* TASK OBJECTIVE *
Set out every line bearing the string "this".

__________

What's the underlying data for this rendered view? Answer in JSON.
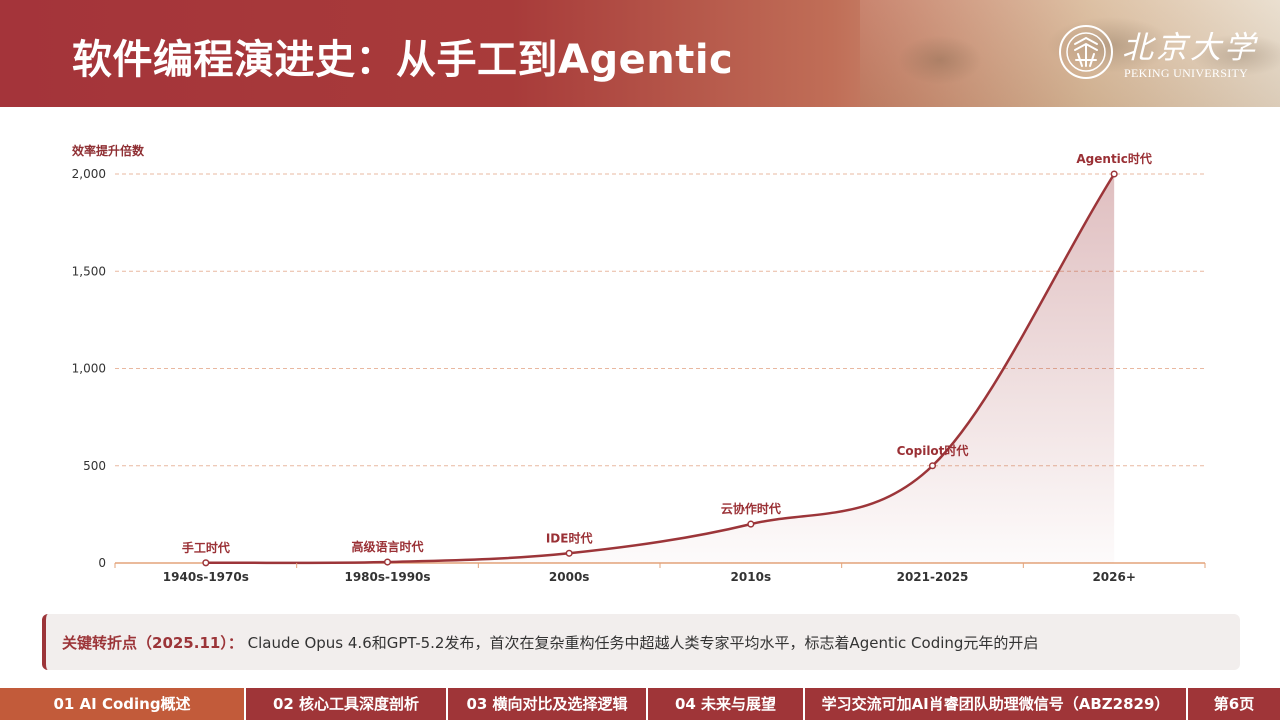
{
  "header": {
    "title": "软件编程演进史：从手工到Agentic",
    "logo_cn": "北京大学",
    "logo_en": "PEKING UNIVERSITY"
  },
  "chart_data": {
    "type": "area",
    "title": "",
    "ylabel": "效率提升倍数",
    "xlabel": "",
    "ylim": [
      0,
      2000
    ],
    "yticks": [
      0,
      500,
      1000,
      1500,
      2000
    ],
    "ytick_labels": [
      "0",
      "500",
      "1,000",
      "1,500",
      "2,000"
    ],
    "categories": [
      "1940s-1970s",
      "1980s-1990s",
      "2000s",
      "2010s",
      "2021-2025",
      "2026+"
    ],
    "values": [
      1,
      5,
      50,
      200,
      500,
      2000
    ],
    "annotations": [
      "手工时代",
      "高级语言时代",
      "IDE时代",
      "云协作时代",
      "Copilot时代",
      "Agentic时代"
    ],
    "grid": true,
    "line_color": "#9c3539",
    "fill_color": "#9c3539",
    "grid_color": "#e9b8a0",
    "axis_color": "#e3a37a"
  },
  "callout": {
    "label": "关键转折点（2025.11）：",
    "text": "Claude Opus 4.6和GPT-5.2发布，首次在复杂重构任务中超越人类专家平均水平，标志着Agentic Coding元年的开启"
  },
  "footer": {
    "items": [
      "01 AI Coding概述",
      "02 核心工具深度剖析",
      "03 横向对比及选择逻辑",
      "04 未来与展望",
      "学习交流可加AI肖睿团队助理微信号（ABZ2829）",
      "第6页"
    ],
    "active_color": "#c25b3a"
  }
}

__________

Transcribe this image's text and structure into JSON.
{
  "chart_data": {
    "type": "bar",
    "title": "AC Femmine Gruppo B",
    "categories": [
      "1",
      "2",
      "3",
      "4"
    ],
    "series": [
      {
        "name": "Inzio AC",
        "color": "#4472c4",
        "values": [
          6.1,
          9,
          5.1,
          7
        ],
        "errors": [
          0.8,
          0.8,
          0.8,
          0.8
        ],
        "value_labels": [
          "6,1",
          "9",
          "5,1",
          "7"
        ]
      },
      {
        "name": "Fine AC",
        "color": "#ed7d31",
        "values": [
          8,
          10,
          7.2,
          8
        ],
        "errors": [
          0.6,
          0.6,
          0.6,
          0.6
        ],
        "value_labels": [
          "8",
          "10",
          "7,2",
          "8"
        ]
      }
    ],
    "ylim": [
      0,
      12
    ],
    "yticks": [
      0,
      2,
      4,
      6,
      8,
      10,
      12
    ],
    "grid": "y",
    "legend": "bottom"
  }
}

__________

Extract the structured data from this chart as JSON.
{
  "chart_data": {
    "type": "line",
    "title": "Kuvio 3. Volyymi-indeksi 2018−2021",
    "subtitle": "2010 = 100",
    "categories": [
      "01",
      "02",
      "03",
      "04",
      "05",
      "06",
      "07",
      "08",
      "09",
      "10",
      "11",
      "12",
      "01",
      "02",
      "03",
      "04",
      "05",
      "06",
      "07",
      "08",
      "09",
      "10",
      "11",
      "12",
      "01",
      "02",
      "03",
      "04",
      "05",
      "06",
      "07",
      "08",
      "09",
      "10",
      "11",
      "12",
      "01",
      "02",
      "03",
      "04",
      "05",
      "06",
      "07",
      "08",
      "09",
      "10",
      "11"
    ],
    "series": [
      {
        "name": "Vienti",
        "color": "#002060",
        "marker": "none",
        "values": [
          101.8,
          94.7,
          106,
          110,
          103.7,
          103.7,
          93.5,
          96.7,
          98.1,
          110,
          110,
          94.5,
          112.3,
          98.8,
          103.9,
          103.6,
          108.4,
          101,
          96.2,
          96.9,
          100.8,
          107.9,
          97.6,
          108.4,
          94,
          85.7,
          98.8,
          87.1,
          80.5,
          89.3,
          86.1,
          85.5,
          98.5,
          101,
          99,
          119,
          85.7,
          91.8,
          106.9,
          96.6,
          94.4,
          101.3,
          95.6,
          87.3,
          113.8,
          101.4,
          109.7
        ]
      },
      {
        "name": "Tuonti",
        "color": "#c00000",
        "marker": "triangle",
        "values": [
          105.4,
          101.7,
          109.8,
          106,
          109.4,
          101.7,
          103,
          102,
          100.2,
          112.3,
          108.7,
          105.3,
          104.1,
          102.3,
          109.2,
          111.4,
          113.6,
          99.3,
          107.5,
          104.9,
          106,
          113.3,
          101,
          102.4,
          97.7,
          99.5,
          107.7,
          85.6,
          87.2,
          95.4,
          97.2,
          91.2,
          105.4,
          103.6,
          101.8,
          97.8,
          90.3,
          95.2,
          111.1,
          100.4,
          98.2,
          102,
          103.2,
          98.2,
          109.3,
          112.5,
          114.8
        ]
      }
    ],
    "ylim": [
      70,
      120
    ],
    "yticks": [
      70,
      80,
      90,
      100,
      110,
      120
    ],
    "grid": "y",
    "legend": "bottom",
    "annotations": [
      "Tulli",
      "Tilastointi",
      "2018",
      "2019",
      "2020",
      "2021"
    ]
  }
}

__________

* TASK OUTPUT *
What's the underlying data for this rendered view? Answer in JSON.
Transcribe this image's text and structure into JSON.
Extract the structured data from this chart as JSON.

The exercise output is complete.